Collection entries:
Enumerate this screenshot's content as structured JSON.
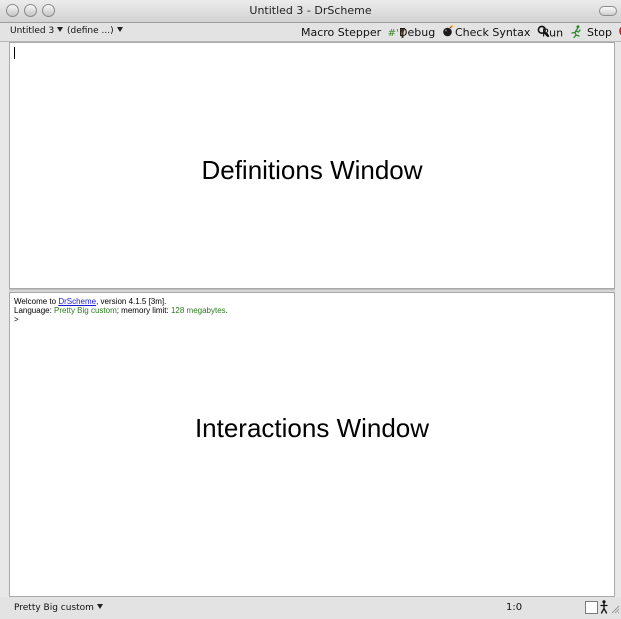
{
  "window": {
    "title": "Untitled 3 - DrScheme"
  },
  "toolbar": {
    "file_popup": "Untitled 3",
    "define_popup": "(define ...)",
    "macro_stepper_label": "Macro Stepper",
    "macro_stepper_icon_text": "#'",
    "debug_label": "Debug",
    "check_syntax_label": "Check Syntax",
    "run_label": "Run",
    "stop_label": "Stop"
  },
  "definitions": {
    "label": "Definitions Window"
  },
  "interactions": {
    "welcome_prefix": "Welcome to ",
    "welcome_link": "DrScheme",
    "welcome_suffix": ", version 4.1.5 [3m].",
    "language_prefix": "Language: ",
    "language_name": "Pretty Big custom",
    "memory_prefix": "; memory limit: ",
    "memory_value": "128 megabytes",
    "memory_suffix": ".",
    "prompt": ">",
    "label": "Interactions Window"
  },
  "statusbar": {
    "language": "Pretty Big custom",
    "position": "1:0"
  },
  "colors": {
    "link": "#1a1acc",
    "green_text": "#2d7a1e",
    "stop_red": "#d9281e",
    "run_green": "#2f8a2a"
  },
  "icons": {
    "macro_stepper": "macro-stepper-icon",
    "debug": "bomb-icon",
    "check_syntax": "magnifier-icon",
    "run": "running-man-icon",
    "stop": "stop-icon",
    "gc": "walking-man-icon"
  }
}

WORK TO BE COMPLETED: Set down the complete material exactly, but do not include the images.

THE RESPONSE:
Enumerate this screenshot's content as structured JSON.
{
  "window": {
    "title": "Untitled 3 - DrScheme"
  },
  "toolbar": {
    "file_popup": "Untitled 3",
    "define_popup": "(define ...)",
    "macro_stepper_label": "Macro Stepper",
    "macro_stepper_icon_text": "#'",
    "debug_label": "Debug",
    "check_syntax_label": "Check Syntax",
    "run_label": "Run",
    "stop_label": "Stop"
  },
  "definitions": {
    "label": "Definitions Window"
  },
  "interactions": {
    "welcome_prefix": "Welcome to ",
    "welcome_link": "DrScheme",
    "welcome_suffix": ", version 4.1.5 [3m].",
    "language_prefix": "Language: ",
    "language_name": "Pretty Big custom",
    "memory_prefix": "; memory limit: ",
    "memory_value": "128 megabytes",
    "memory_suffix": ".",
    "prompt": ">",
    "label": "Interactions Window"
  },
  "statusbar": {
    "language": "Pretty Big custom",
    "position": "1:0"
  },
  "colors": {
    "link": "#1a1acc",
    "green_text": "#2d7a1e",
    "stop_red": "#d9281e",
    "run_green": "#2f8a2a"
  },
  "icons": {
    "macro_stepper": "macro-stepper-icon",
    "debug": "bomb-icon",
    "check_syntax": "magnifier-icon",
    "run": "running-man-icon",
    "stop": "stop-icon",
    "gc": "walking-man-icon"
  }
}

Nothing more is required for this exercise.